Exercise:
Search the records for "rectangle". Copy every line where it appears.

Material:
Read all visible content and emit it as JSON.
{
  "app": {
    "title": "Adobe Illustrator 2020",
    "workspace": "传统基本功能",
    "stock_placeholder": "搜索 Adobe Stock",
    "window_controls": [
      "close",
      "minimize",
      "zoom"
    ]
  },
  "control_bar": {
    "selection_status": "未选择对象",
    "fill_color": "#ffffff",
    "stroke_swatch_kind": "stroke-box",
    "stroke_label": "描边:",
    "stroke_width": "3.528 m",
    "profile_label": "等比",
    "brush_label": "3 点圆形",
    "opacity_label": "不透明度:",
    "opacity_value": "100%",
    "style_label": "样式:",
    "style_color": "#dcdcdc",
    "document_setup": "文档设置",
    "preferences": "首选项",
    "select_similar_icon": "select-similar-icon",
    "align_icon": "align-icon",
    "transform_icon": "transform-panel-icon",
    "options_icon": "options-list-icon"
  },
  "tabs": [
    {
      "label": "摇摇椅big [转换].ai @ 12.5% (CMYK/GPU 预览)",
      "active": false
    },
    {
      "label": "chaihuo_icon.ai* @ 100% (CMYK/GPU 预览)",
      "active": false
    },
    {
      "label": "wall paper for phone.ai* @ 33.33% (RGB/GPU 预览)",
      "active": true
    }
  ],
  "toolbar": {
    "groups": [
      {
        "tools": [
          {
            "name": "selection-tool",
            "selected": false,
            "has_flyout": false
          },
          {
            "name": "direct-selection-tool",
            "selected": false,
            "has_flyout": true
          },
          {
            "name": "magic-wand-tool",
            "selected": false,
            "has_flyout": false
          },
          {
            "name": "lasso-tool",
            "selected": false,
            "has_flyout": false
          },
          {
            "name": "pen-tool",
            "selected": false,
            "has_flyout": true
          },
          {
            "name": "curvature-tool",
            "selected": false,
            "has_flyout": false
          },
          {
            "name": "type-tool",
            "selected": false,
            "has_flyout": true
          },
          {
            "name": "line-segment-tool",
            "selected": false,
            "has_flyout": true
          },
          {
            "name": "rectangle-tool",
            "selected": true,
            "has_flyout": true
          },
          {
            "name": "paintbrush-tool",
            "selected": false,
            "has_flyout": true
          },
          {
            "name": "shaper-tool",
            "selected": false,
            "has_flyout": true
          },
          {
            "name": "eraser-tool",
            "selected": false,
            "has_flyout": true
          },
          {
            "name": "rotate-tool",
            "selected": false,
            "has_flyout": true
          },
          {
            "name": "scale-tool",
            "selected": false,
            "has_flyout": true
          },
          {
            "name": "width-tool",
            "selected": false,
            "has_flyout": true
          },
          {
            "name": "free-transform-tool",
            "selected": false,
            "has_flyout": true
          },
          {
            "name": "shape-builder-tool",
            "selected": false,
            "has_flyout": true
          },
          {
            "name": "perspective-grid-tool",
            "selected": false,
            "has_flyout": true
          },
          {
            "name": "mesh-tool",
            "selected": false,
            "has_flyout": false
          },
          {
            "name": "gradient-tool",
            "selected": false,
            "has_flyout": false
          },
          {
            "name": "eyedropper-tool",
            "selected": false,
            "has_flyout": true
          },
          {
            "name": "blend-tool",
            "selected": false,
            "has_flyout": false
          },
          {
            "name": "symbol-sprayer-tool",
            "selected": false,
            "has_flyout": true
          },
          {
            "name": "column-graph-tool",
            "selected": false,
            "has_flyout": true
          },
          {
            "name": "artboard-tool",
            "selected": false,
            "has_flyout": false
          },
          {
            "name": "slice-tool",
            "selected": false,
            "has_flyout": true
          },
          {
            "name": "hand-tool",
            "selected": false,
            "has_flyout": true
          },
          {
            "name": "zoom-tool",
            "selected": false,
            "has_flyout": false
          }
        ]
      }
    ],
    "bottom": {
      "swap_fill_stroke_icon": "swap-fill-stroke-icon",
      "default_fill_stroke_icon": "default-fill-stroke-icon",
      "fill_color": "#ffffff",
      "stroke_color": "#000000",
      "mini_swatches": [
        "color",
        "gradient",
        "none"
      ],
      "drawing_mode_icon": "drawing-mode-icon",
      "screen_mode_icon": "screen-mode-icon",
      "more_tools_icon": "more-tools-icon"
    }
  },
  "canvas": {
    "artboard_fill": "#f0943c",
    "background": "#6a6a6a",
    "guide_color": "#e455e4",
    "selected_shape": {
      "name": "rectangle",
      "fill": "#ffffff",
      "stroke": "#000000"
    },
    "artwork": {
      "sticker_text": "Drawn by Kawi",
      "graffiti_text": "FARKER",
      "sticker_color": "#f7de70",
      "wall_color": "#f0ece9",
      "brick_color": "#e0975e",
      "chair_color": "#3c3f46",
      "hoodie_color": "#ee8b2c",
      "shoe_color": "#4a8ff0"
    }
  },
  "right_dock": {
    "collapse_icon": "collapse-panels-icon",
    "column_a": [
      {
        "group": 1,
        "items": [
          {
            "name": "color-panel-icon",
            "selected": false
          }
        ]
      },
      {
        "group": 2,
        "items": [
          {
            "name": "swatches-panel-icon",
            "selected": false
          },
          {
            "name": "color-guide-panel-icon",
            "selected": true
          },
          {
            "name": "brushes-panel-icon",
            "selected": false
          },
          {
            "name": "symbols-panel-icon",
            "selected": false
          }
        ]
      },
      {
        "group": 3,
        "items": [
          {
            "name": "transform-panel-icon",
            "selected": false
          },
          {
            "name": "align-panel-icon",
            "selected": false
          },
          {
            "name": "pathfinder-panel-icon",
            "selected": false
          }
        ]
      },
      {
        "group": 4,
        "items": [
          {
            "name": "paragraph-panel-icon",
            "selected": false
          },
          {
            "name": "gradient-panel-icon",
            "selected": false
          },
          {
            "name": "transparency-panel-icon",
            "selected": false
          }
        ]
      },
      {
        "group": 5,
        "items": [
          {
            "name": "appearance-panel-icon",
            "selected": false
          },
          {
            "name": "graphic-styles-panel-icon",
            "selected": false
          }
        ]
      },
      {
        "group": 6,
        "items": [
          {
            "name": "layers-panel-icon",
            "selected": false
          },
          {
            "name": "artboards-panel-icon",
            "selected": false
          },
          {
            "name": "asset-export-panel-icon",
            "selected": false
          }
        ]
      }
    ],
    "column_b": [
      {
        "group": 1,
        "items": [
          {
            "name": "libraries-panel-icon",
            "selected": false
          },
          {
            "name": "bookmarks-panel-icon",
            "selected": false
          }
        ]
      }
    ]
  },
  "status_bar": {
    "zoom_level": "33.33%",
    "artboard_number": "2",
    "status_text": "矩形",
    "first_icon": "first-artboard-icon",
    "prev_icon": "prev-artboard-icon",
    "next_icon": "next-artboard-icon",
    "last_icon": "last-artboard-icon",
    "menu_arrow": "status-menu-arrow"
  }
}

Solved exercise:
            "name": "rectangle-tool",
      "name": "rectangle",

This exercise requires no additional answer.